To be done:
Without the pictures, set down every line of the data exactly.

Data in this exercise:

..............................

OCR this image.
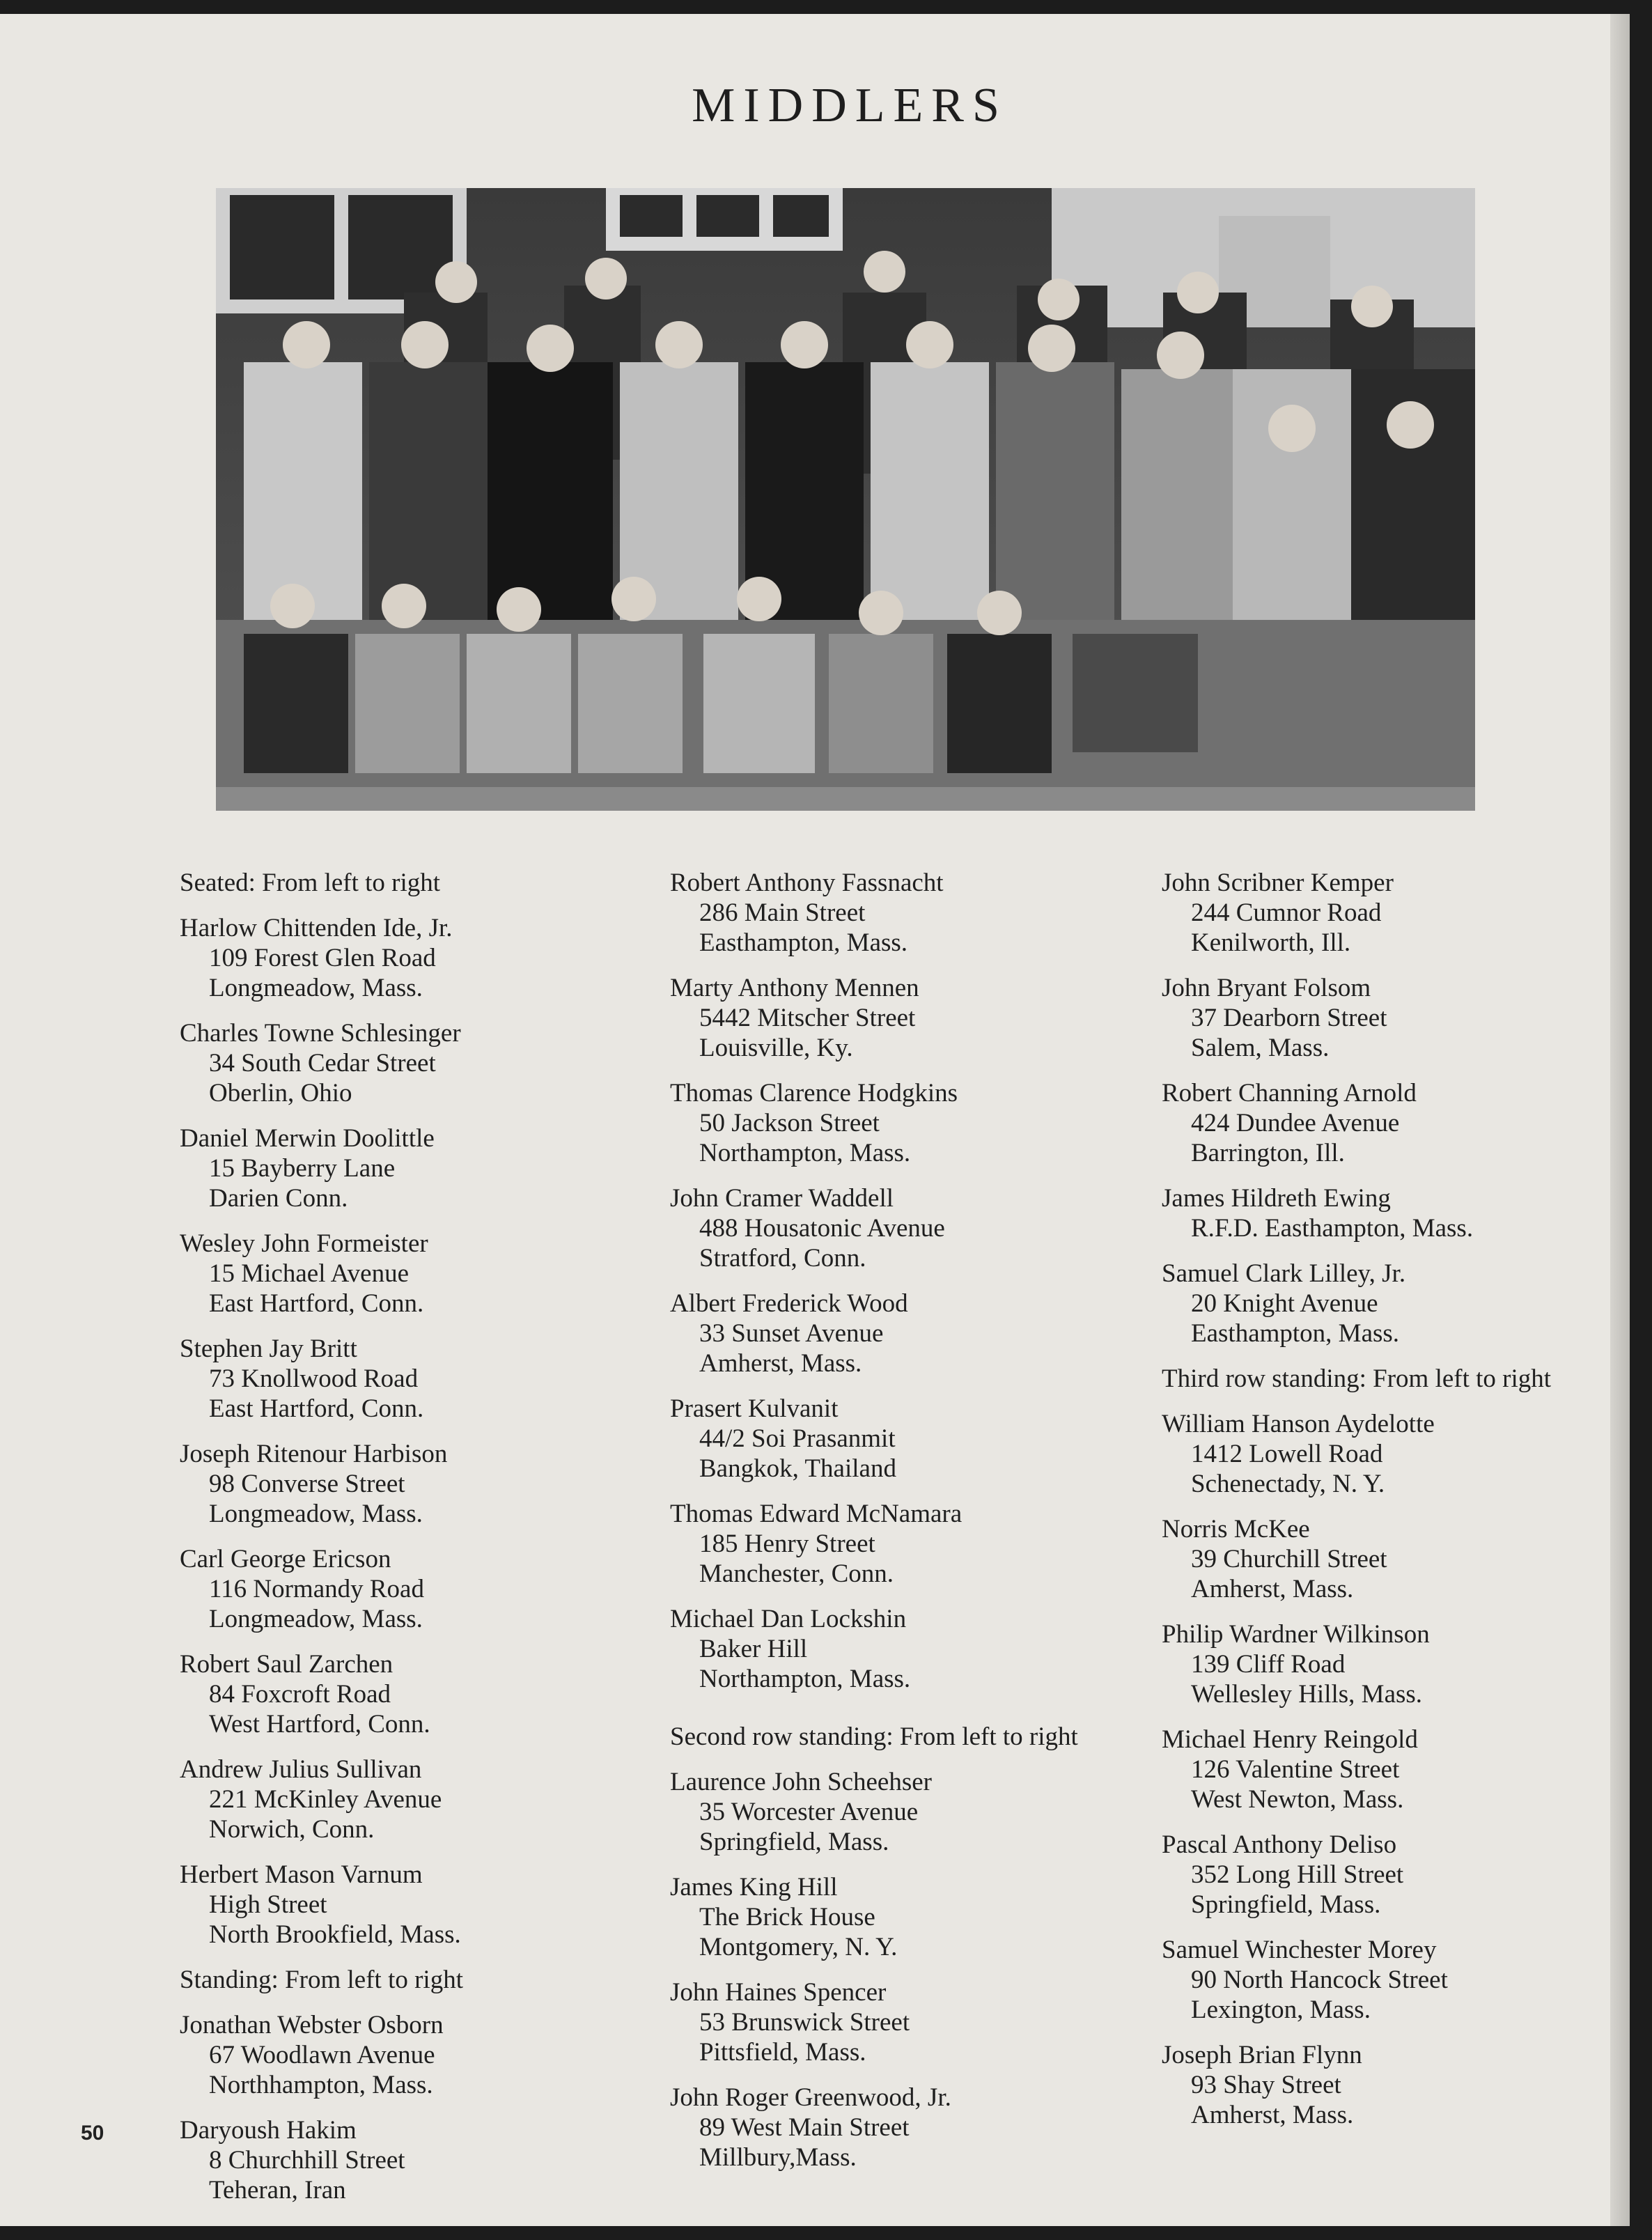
MIDDLERS
Seated: From left to right
Harlow Chittenden Ide, Jr.
109 Forest Glen Road
Longmeadow, Mass.
Charles Towne Schlesinger
34 South Cedar Street
Oberlin, Ohio
Daniel Merwin Doolittle
15 Bayberry Lane
Darien Conn.
Wesley John Formeister
15 Michael Avenue
East Hartford, Conn.
Stephen Jay Britt
73 Knollwood Road
East Hartford, Conn.
Joseph Ritenour Harbison
98 Converse Street
Longmeadow, Mass.
Carl George Ericson
116 Normandy Road
Longmeadow, Mass.
Robert Saul Zarchen
84 Foxcroft Road
West Hartford, Conn.
Andrew Julius Sullivan
221 McKinley Avenue
Norwich, Conn.
Herbert Mason Varnum
High Street
North Brookfield, Mass.
Standing: From left to right
Jonathan Webster Osborn
67 Woodlawn Avenue
Northhampton, Mass.
Daryoush Hakim
8 Churchhill Street
Teheran, Iran
Robert Anthony Fassnacht
286 Main Street
Easthampton, Mass.
Marty Anthony Mennen
5442 Mitscher Street
Louisville, Ky.
Thomas Clarence Hodgkins
50 Jackson Street
Northampton, Mass.
John Cramer Waddell
488 Housatonic Avenue
Stratford, Conn.
Albert Frederick Wood
33 Sunset Avenue
Amherst, Mass.
Prasert Kulvanit
44/2 Soi Prasanmit
Bangkok, Thailand
Thomas Edward McNamara
185 Henry Street
Manchester, Conn.
Michael Dan Lockshin
Baker Hill
Northampton, Mass.
Second row standing: From left to right
Laurence John Scheehser
35 Worcester Avenue
Springfield, Mass.
James King Hill
The Brick House
Montgomery, N. Y.
John Haines Spencer
53 Brunswick Street
Pittsfield, Mass.
John Roger Greenwood, Jr.
89 West Main Street
Millbury,Mass.
John Scribner Kemper
244 Cumnor Road
Kenilworth, Ill.
John Bryant Folsom
37 Dearborn Street
Salem, Mass.
Robert Channing Arnold
424 Dundee Avenue
Barrington, Ill.
James Hildreth Ewing
R.F.D. Easthampton, Mass.
Samuel Clark Lilley, Jr.
20 Knight Avenue
Easthampton, Mass.
Third row standing: From left to right
William Hanson Aydelotte
1412 Lowell Road
Schenectady, N. Y.
Norris McKee
39 Churchill Street
Amherst, Mass.
Philip Wardner Wilkinson
139 Cliff Road
Wellesley Hills, Mass.
Michael Henry Reingold
126 Valentine Street
West Newton, Mass.
Pascal Anthony Deliso
352 Long Hill Street
Springfield, Mass.
Samuel Winchester Morey
90 North Hancock Street
Lexington, Mass.
Joseph Brian Flynn
93 Shay Street
Amherst, Mass.
50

..............................

Written answer:
OCR this image.
MIDDLERS
Seated: From left to right
Harlow Chittenden Ide, Jr.
109 Forest Glen Road
Longmeadow, Mass.
Charles Towne Schlesinger
34 South Cedar Street
Oberlin, Ohio
Daniel Merwin Doolittle
15 Bayberry Lane
Darien Conn.
Wesley John Formeister
15 Michael Avenue
East Hartford, Conn.
Stephen Jay Britt
73 Knollwood Road
East Hartford, Conn.
Joseph Ritenour Harbison
98 Converse Street
Longmeadow, Mass.
Carl George Ericson
116 Normandy Road
Longmeadow, Mass.
Robert Saul Zarchen
84 Foxcroft Road
West Hartford, Conn.
Andrew Julius Sullivan
221 McKinley Avenue
Norwich, Conn.
Herbert Mason Varnum
High Street
North Brookfield, Mass.
Standing: From left to right
Jonathan Webster Osborn
67 Woodlawn Avenue
Northhampton, Mass.
Daryoush Hakim
8 Churchhill Street
Teheran, Iran
Robert Anthony Fassnacht
286 Main Street
Easthampton, Mass.
Marty Anthony Mennen
5442 Mitscher Street
Louisville, Ky.
Thomas Clarence Hodgkins
50 Jackson Street
Northampton, Mass.
John Cramer Waddell
488 Housatonic Avenue
Stratford, Conn.
Albert Frederick Wood
33 Sunset Avenue
Amherst, Mass.
Prasert Kulvanit
44/2 Soi Prasanmit
Bangkok, Thailand
Thomas Edward McNamara
185 Henry Street
Manchester, Conn.
Michael Dan Lockshin
Baker Hill
Northampton, Mass.
Second row standing: From left to right
Laurence John Scheehser
35 Worcester Avenue
Springfield, Mass.
James King Hill
The Brick House
Montgomery, N. Y.
John Haines Spencer
53 Brunswick Street
Pittsfield, Mass.
John Roger Greenwood, Jr.
89 West Main Street
Millbury,Mass.
John Scribner Kemper
244 Cumnor Road
Kenilworth, Ill.
John Bryant Folsom
37 Dearborn Street
Salem, Mass.
Robert Channing Arnold
424 Dundee Avenue
Barrington, Ill.
James Hildreth Ewing
R.F.D. Easthampton, Mass.
Samuel Clark Lilley, Jr.
20 Knight Avenue
Easthampton, Mass.
Third row standing: From left to right
William Hanson Aydelotte
1412 Lowell Road
Schenectady, N. Y.
Norris McKee
39 Churchill Street
Amherst, Mass.
Philip Wardner Wilkinson
139 Cliff Road
Wellesley Hills, Mass.
Michael Henry Reingold
126 Valentine Street
West Newton, Mass.
Pascal Anthony Deliso
352 Long Hill Street
Springfield, Mass.
Samuel Winchester Morey
90 North Hancock Street
Lexington, Mass.
Joseph Brian Flynn
93 Shay Street
Amherst, Mass.
50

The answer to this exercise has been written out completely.